It is known that grain oriented electrical steel sheets having crystal grains in accord with the {110}<001> orientation (hereinafter “Goss orientation”) through secondary recrystallization annealing exhibit excellent magnetic properties (see, e.g. JPS40-15644B (PTL1)).
As indices of magnetic properties, the magnetic flux density B8 at a magnetic field strength of 800 A/m and the iron loss W17/50 per kg of the steel sheet when it is magnetized to 1.7 T in an alternating magnetic field at an excitation frequency of 50 Hz, are mainly used.
One means for reducing iron loss in grain oriented electrical steel sheets is to highly accord crystal grains after secondary recrystallization annealing with the Goss orientation. In order to increase the degree to which grains are accorded with the Goss orientation after secondary recrystallization annealing, it is important to induce differences of grain boundary mobility so that only highly Goss-orientated grains preferentially grow. In detail, it is important to form a predetermined microstructure in the texture of the primary recrystallized sheet, and to use precipitates called inhibitors to suppress growth of recrystallized grains other than Goss-oriented grains.
Known examples of predetermined primary recrystallized microstructures which allow only highly Goss-orientated grains to preferentially grow include {554}<225> oriented grains and {12 4 1}<014> oriented grains. By highly according these grains in a well balanced manner in the matrix of the primary recrystallized sheet, Goss-oriented grains may be highly accorded after secondary recrystallization annealing.
For example, JP2001-60505A (PTL2) discloses that a steel sheet subjected to secondary recrystallization annealing that stably exhibits excellent magnetic properties can be obtained when the steel sheet subjected to primary recrystallization annealing possesses: a texture in the vicinity of a surface layer of the steel sheet, having a maximum orientation within 10° from either the orientation of (ϕ1=0°, Φ=15°, and ϕ2=0°) or the orientation of (ϕ1=5°, Φ=20°, and ϕ2=70°) in Bunge's Eulerian angle representation; and a texture of a center layer of the steel sheet, having a maximum orientation within 5° from the orientation of (ϕ1=90°, Φ=60°, and ϕ2=45°) in Bunge's Eulerian angle representation.
As techniques of using an inhibitor, for example, PTL1 discloses a method of using AlN and MnS, JPS51-13469B (PTL3) discloses a method of using MnS and MnSe, and both methods have been put into practical use.

Task list:
A. In the passage on grain oriented electrical steel, why is it important to induce differences of grain boundary mobility? Answer in one to three sentences.
B. Pick up the passage on grain oriented electrical steel after its final sentence and keep writing.
The entries were taken from a different source than the passage on grain oriented electrical steel.

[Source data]
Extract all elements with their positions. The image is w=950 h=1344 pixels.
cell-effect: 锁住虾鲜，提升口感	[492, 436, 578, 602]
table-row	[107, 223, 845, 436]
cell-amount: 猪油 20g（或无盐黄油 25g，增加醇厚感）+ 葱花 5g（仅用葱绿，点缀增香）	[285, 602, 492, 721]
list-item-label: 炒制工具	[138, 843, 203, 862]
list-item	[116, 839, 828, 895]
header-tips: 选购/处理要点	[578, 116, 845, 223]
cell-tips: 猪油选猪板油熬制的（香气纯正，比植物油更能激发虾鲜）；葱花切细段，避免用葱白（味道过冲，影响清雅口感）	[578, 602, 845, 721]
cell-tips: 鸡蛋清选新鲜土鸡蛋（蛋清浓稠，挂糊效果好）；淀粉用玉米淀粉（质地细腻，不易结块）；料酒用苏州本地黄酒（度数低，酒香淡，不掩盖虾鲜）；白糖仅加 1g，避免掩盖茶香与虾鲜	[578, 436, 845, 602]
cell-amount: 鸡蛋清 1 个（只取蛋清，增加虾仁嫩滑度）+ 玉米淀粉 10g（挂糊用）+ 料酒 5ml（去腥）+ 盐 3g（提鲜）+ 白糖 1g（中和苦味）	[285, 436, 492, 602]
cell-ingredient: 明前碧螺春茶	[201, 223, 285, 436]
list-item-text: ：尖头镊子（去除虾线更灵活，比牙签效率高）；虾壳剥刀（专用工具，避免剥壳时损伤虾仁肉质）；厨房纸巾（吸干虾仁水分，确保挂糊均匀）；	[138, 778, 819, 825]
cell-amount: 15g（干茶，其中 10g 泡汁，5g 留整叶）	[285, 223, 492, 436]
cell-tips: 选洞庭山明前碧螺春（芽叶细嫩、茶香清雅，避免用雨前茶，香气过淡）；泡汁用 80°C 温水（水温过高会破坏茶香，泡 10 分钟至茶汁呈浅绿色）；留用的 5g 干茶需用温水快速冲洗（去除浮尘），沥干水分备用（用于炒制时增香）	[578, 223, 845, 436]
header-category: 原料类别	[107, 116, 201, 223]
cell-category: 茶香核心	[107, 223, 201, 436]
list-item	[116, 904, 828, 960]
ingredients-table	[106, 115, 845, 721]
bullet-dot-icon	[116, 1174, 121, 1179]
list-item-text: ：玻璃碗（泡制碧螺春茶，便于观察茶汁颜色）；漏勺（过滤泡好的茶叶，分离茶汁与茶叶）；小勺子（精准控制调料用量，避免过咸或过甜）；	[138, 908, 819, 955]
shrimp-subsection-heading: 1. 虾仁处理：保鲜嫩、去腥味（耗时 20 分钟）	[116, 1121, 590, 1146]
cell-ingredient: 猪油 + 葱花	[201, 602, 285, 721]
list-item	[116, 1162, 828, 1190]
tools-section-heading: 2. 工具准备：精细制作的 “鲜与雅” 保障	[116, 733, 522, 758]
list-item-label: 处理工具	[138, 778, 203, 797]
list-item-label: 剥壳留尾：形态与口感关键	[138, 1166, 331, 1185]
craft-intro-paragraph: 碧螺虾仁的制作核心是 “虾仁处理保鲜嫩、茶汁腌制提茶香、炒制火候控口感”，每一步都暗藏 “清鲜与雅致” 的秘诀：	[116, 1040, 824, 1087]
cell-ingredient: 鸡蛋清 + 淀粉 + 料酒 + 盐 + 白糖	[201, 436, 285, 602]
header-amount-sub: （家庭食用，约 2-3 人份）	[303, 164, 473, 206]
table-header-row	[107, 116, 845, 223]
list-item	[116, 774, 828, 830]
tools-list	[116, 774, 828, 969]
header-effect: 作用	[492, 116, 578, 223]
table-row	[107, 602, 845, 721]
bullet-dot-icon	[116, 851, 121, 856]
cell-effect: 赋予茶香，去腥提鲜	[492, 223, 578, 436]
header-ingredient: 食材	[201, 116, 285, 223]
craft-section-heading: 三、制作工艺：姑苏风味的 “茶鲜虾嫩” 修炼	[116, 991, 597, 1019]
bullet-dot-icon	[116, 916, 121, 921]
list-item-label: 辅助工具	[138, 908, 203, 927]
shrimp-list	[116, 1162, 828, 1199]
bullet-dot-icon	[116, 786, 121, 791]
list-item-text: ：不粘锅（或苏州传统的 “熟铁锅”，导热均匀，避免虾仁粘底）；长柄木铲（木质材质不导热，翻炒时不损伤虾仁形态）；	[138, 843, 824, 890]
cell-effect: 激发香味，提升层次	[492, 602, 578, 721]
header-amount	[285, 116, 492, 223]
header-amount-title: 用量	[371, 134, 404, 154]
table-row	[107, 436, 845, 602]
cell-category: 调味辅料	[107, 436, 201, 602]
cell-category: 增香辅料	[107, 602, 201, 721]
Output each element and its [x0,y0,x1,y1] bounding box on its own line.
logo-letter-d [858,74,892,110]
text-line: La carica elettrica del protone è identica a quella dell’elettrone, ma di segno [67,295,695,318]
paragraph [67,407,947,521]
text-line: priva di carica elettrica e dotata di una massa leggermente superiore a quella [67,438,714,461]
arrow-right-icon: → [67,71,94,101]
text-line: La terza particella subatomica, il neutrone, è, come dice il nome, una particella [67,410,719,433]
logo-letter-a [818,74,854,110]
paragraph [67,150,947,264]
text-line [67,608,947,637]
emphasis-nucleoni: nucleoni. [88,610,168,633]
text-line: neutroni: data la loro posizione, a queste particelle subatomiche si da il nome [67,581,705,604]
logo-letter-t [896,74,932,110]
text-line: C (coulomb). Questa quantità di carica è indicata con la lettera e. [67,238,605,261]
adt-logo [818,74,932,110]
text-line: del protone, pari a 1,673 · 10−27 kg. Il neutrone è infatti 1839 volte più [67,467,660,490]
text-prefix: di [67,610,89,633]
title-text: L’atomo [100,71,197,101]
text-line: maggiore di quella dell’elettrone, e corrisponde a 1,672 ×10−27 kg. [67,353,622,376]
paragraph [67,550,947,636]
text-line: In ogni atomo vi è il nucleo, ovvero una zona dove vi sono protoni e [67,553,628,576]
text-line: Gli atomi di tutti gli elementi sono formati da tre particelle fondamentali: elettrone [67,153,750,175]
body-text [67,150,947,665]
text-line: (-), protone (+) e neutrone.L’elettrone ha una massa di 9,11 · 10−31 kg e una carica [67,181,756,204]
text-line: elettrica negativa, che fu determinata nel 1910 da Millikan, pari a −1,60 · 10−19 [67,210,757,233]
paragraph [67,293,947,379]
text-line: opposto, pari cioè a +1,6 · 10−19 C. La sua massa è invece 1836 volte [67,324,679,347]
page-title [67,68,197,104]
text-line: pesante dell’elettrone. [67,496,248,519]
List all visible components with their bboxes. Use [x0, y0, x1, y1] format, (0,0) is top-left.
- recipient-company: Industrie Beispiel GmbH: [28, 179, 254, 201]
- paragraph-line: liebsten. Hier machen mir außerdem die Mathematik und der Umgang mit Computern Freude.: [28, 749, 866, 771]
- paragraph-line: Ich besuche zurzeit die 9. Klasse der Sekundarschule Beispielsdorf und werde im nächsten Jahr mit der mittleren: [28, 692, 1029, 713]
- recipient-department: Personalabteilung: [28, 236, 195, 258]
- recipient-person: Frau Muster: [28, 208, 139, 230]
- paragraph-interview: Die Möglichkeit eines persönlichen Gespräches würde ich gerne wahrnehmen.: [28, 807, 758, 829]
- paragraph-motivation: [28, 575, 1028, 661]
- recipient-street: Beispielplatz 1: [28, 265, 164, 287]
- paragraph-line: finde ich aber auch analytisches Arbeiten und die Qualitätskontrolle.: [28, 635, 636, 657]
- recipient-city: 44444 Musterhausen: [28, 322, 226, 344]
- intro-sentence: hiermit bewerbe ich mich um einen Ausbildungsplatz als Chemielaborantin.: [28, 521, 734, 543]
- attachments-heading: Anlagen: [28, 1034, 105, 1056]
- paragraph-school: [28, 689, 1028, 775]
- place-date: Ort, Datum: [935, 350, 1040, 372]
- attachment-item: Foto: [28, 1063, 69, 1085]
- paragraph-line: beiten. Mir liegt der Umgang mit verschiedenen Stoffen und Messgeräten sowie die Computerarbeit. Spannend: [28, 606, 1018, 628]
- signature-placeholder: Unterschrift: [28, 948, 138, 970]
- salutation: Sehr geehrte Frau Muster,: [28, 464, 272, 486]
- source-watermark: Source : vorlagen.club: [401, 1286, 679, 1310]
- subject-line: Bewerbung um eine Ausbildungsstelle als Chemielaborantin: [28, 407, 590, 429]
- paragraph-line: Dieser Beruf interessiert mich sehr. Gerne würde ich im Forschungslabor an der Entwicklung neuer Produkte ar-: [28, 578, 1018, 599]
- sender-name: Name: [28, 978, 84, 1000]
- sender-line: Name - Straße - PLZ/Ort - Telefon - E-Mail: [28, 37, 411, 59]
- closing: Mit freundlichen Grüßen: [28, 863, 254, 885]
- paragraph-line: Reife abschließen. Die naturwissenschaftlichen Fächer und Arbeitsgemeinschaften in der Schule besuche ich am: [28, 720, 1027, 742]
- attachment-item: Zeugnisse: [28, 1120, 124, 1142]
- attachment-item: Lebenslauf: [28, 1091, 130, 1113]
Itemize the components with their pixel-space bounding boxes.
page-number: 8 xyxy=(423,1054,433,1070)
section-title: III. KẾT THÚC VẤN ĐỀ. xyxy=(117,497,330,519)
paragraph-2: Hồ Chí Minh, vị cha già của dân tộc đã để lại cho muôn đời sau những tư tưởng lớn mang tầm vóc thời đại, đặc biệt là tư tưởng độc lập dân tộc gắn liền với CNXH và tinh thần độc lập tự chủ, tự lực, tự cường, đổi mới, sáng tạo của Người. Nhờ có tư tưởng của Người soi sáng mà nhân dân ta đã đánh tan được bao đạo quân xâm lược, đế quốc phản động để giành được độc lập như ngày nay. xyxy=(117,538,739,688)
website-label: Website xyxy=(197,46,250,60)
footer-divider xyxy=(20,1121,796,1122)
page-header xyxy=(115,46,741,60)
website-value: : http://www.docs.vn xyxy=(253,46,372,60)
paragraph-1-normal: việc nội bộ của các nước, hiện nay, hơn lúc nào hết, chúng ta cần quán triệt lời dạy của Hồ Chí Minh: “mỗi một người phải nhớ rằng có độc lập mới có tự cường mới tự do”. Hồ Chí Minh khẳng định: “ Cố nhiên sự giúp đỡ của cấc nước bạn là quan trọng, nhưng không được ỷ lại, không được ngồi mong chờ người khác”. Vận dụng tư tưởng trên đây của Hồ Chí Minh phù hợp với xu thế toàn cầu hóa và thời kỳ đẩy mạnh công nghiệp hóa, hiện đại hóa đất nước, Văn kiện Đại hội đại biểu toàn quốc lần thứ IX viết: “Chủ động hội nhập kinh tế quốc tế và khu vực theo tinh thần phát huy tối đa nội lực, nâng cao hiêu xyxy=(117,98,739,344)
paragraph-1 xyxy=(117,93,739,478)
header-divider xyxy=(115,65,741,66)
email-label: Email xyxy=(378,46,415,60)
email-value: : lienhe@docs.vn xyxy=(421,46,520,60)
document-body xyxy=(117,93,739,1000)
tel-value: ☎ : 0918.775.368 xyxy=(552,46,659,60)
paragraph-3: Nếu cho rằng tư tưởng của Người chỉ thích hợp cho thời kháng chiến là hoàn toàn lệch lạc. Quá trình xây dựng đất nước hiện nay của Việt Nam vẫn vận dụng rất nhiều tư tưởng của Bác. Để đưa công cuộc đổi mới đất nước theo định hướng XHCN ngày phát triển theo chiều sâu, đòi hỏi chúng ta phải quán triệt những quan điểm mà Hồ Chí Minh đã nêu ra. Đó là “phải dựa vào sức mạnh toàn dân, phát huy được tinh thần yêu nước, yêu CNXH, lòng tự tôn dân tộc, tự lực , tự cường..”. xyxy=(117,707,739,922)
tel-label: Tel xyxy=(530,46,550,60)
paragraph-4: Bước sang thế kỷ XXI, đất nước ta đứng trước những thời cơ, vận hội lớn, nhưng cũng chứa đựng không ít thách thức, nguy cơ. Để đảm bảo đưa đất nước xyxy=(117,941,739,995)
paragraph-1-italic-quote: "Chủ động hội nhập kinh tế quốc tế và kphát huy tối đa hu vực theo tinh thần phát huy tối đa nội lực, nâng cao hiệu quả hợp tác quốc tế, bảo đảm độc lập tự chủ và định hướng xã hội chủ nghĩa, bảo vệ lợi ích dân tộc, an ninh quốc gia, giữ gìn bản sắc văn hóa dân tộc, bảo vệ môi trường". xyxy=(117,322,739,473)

Task-by-task outputs:
A. Differences of grain boundary mobility let only highly Goss-oriented grains grow preferentially. This raises the degree to which grains are accorded with the Goss orientation after secondary recrystallization annealing, which is one means of reducing iron loss.

B.
These methods using an inhibitor ideally require a uniform and fine precipitate distribution of the inhibitor, and in order to achieve such state, it is necessary for the slab heating before hot rolling to be performed at a high temperature of 1300° C. or higher. However, as such high temperature slab heating is performed, the crystal structure of the slab becomes excessively coarse. The orientation of the slab structure is mostly a {100}<011> orientation which is a stable orientation of hot rolling, and such coarsening of the slab structure greatly impedes secondary recrystallization, and causes a significant deterioration of magnetic properties. Therefore, for grain-oriented electrical steel sheets obtained using an inhibitor and performing high temperature slab heating, it is necessary to contain C of around 0.03% to 0.08% in the material for the purpose of using the α-γ transformation during hot rolling to break the coarse slab structure. Nevertheless, if C remains in the product steel sheet, the magnetic properties of the product steel sheet are significantly deteriorated. Therefore, it is also necessary to perform decarburization annealing in any step after hot rolling to reduce the C content in the product steel sheet to around 0.003% or less.
As described above, in conventional methods of producing grain-oriented electrical steel sheets by using an inhibitor, high temperature slab heating requires a large energy, and a decarburization annealing step needs to be provided. Therefore, manufacturing costs are increased.
To address this issue, for example, JPH5-112827A (PTL4) discloses a so-called nitriding treatment technique in which magnetic properties equivalent to that achieved by high temperature slab heating can be achieved by performing low temperature slab heating. To achieve said purpose, the slab heating temperature is set to a low temperature of 1200° C. or lower, and in the slab heating stage, inhibitor forming elements such as Al, N, Mn, S are not completely dissolved in steel. After decarburization annealing, annealing is performed in a strongly-reductive atmosphere such as a mixed atmosphere of NH3 and H2 while running the steel sheet, to form an inhibitor mainly composed of (Al,Si)N.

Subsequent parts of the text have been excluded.